>> Begin THE RECORDS

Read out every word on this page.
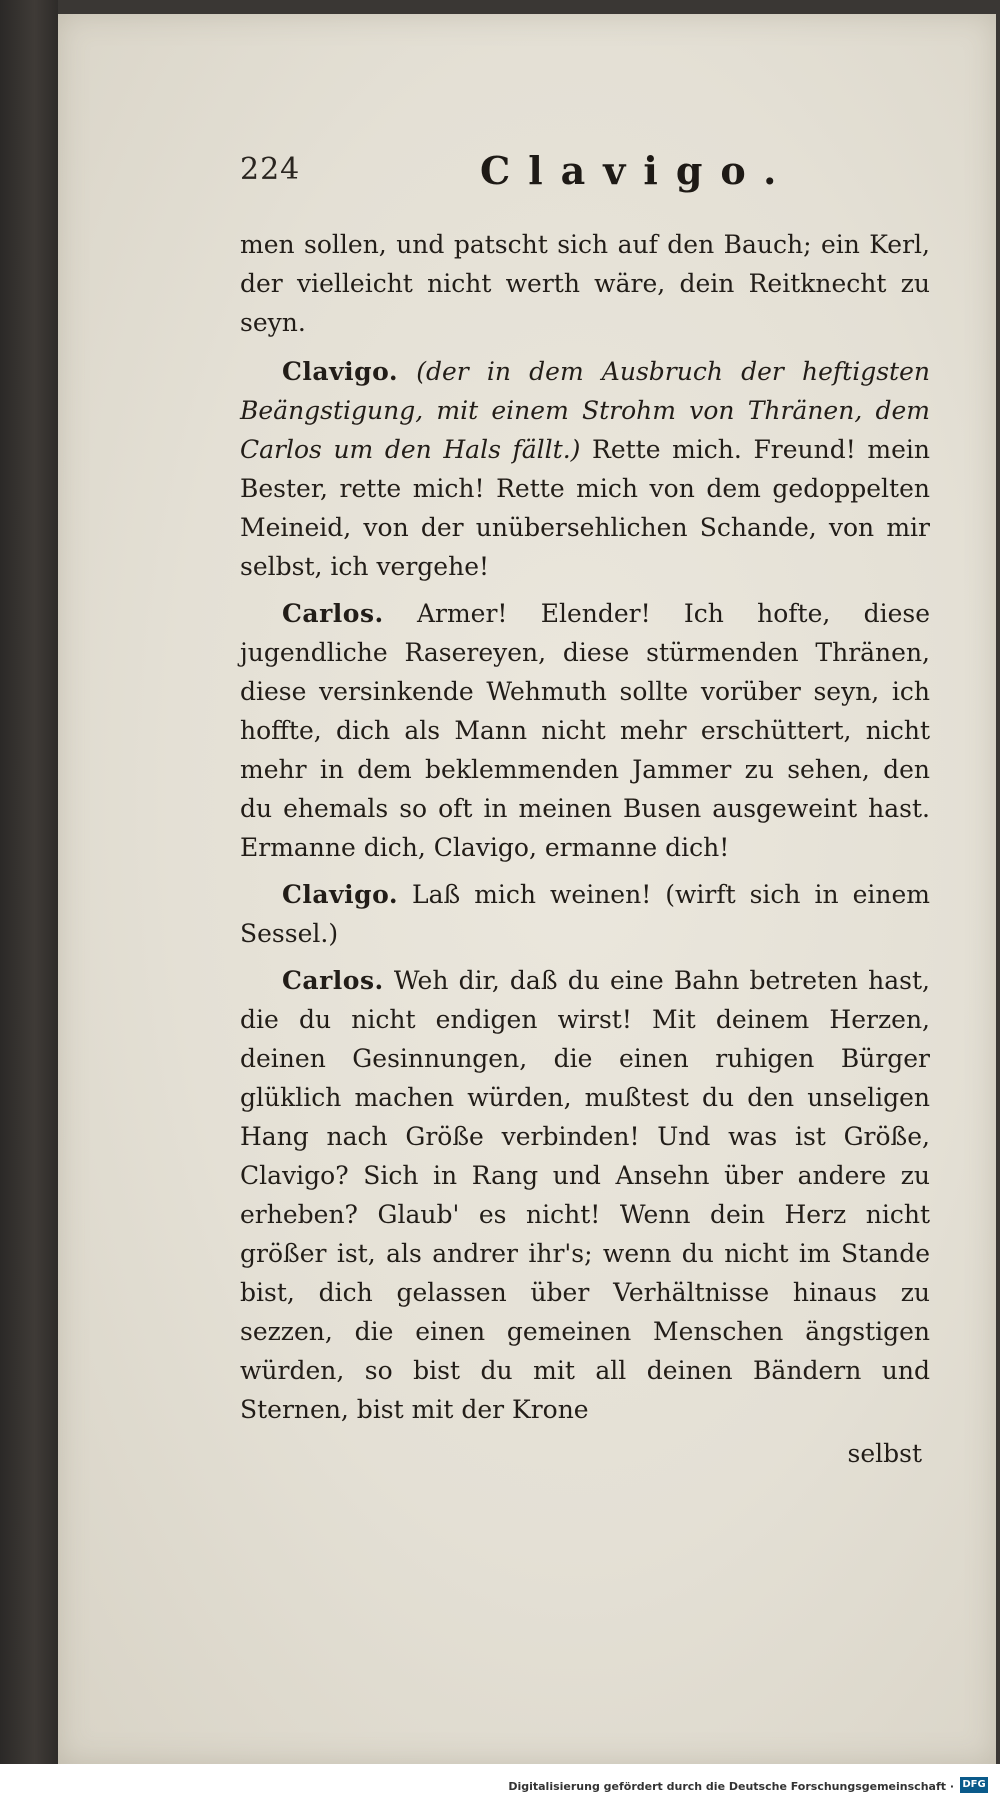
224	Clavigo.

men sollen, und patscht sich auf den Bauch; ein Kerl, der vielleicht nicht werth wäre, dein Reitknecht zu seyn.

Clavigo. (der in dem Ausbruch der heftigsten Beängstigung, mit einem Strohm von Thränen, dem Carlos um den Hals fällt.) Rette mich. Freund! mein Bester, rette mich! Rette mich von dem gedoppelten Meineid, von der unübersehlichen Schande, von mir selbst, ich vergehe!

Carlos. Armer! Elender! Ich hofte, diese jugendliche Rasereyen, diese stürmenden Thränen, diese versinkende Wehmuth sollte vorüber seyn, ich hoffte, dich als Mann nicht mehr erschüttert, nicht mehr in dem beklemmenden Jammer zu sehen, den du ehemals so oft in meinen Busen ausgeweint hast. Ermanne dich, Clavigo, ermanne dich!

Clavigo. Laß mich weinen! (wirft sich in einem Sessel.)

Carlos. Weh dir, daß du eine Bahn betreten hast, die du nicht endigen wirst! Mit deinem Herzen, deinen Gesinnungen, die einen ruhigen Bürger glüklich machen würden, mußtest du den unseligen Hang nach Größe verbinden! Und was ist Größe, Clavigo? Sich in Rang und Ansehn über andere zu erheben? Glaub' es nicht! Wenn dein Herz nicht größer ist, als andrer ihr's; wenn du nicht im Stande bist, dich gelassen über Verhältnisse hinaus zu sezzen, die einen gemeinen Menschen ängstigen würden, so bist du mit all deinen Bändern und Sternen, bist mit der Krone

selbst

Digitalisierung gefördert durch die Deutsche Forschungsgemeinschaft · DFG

>> End THE RECORDS
>> Begin THE RECORDS

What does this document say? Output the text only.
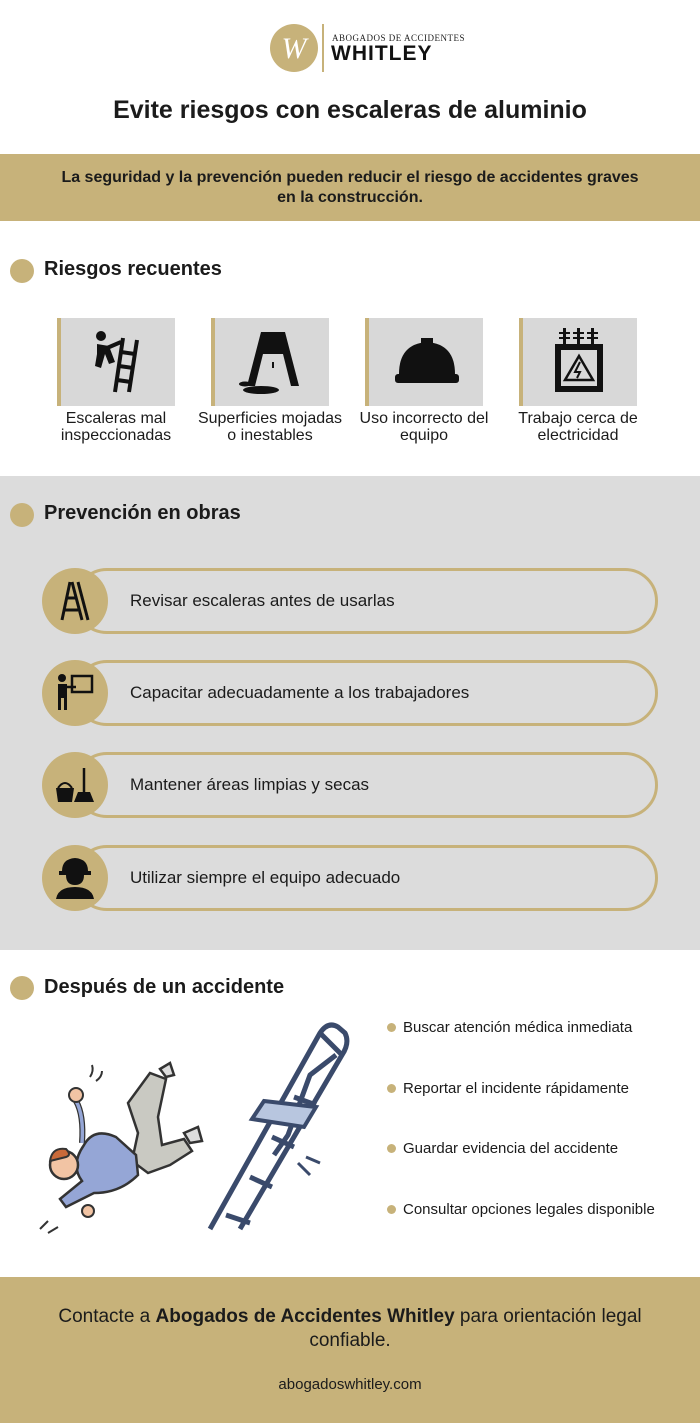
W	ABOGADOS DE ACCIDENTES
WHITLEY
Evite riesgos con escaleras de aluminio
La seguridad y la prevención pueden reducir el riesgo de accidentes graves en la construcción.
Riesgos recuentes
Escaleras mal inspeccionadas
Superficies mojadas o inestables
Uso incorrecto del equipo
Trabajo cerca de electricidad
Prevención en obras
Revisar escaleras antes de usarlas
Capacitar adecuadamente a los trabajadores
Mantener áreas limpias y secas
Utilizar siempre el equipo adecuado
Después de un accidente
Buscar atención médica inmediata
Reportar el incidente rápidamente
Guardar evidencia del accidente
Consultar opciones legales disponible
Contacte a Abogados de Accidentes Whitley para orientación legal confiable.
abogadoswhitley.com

>> End THE RECORDS

WHAT YOU WILL DO:
Go through the records above and copy every line with the word "seyn".

TASK OUTPUT:
men sollen, und patscht sich auf den Bauch; ein Kerl, der vielleicht nicht werth wäre, dein Reitknecht zu seyn.
Carlos. Armer! Elender! Ich hofte, diese jugendliche Rasereyen, diese stürmenden Thränen, diese versinkende Wehmuth sollte vorüber seyn, ich hoffte, dich als Mann nicht mehr erschüttert, nicht mehr in dem beklemmenden Jammer zu sehen, den du ehemals so oft in meinen Busen ausgeweint hast. Ermanne dich, Clavigo, ermanne dich!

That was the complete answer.